Your task is to output the data exactly as it stands.

## Start

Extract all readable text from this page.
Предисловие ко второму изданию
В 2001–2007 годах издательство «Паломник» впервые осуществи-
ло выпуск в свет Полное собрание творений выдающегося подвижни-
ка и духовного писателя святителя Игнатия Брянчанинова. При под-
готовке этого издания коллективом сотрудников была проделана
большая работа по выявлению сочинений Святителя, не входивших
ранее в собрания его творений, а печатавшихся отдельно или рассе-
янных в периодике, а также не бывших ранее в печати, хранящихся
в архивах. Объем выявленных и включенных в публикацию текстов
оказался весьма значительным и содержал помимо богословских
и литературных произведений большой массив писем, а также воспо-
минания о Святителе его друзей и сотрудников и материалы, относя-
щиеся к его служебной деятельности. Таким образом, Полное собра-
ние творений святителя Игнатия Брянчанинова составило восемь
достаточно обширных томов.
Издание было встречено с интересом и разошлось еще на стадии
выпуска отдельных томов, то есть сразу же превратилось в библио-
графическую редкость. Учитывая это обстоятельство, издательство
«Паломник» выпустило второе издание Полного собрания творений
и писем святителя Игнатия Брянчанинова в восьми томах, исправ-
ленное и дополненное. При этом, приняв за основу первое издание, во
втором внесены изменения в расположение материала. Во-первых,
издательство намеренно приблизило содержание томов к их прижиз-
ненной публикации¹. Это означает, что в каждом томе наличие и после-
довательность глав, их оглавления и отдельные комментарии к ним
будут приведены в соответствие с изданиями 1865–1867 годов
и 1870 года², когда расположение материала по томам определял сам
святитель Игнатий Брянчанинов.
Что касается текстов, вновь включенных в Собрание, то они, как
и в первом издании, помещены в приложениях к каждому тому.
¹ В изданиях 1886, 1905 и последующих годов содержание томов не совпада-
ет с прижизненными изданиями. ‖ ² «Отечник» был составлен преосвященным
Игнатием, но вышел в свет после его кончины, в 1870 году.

## End

- [The result]:
Extract all readable text from this page.
Предисловие ко второму изданию
В 2001–2007 годах издательство «Паломник» впервые осуществи-
ло выпуск в свет Полное собрание творений выдающегося подвижни-
ка и духовного писателя святителя Игнатия Брянчанинова. При под-
готовке этого издания коллективом сотрудников была проделана
большая работа по выявлению сочинений Святителя, не входивших
ранее в собрания его творений, а печатавшихся отдельно или рассе-
янных в периодике, а также не бывших ранее в печати, хранящихся
в архивах. Объем выявленных и включенных в публикацию текстов
оказался весьма значительным и содержал помимо богословских
и литературных произведений большой массив писем, а также воспо-
минания о Святителе его друзей и сотрудников и материалы, относя-
щиеся к его служебной деятельности. Таким образом, Полное собра-
ние творений святителя Игнатия Брянчанинова составило восемь
достаточно обширных томов.
Издание было встречено с интересом и разошлось еще на стадии
выпуска отдельных томов, то есть сразу же превратилось в библио-
графическую редкость. Учитывая это обстоятельство, издательство
«Паломник» выпустило второе издание Полного собрания творений
и писем святителя Игнатия Брянчанинова в восьми томах, исправ-
ленное и дополненное. При этом, приняв за основу первое издание, во
втором внесены изменения в расположение материала. Во-первых,
издательство намеренно приблизило содержание томов к их прижиз-
ненной публикации¹. Это означает, что в каждом томе наличие и после-
довательность глав, их оглавления и отдельные комментарии к ним
будут приведены в соответствие с изданиями 1865–1867 годов
и 1870 года², когда расположение материала по томам определял сам
святитель Игнатий Брянчанинов.
Что касается текстов, вновь включенных в Собрание, то они, как
и в первом издании, помещены в приложениях к каждому тому.
¹ В изданиях 1886, 1905 и последующих годов содержание томов не совпада-
ет с прижизненными изданиями. ‖ ² «Отечник» был составлен преосвященным
Игнатием, но вышел в свет после его кончины, в 1870 году.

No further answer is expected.